[Dataset items]

□ □ □

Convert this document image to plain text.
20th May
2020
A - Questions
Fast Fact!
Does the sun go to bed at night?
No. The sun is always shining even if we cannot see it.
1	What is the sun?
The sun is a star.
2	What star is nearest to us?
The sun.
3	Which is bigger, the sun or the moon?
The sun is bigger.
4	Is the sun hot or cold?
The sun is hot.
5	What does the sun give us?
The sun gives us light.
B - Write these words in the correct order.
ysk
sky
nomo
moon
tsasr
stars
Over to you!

□ □ □

### THE PROBLEM
Copy out the lines that hold "moon".

### SOLUTION
3	Which is bigger, the sun or the moon?
moon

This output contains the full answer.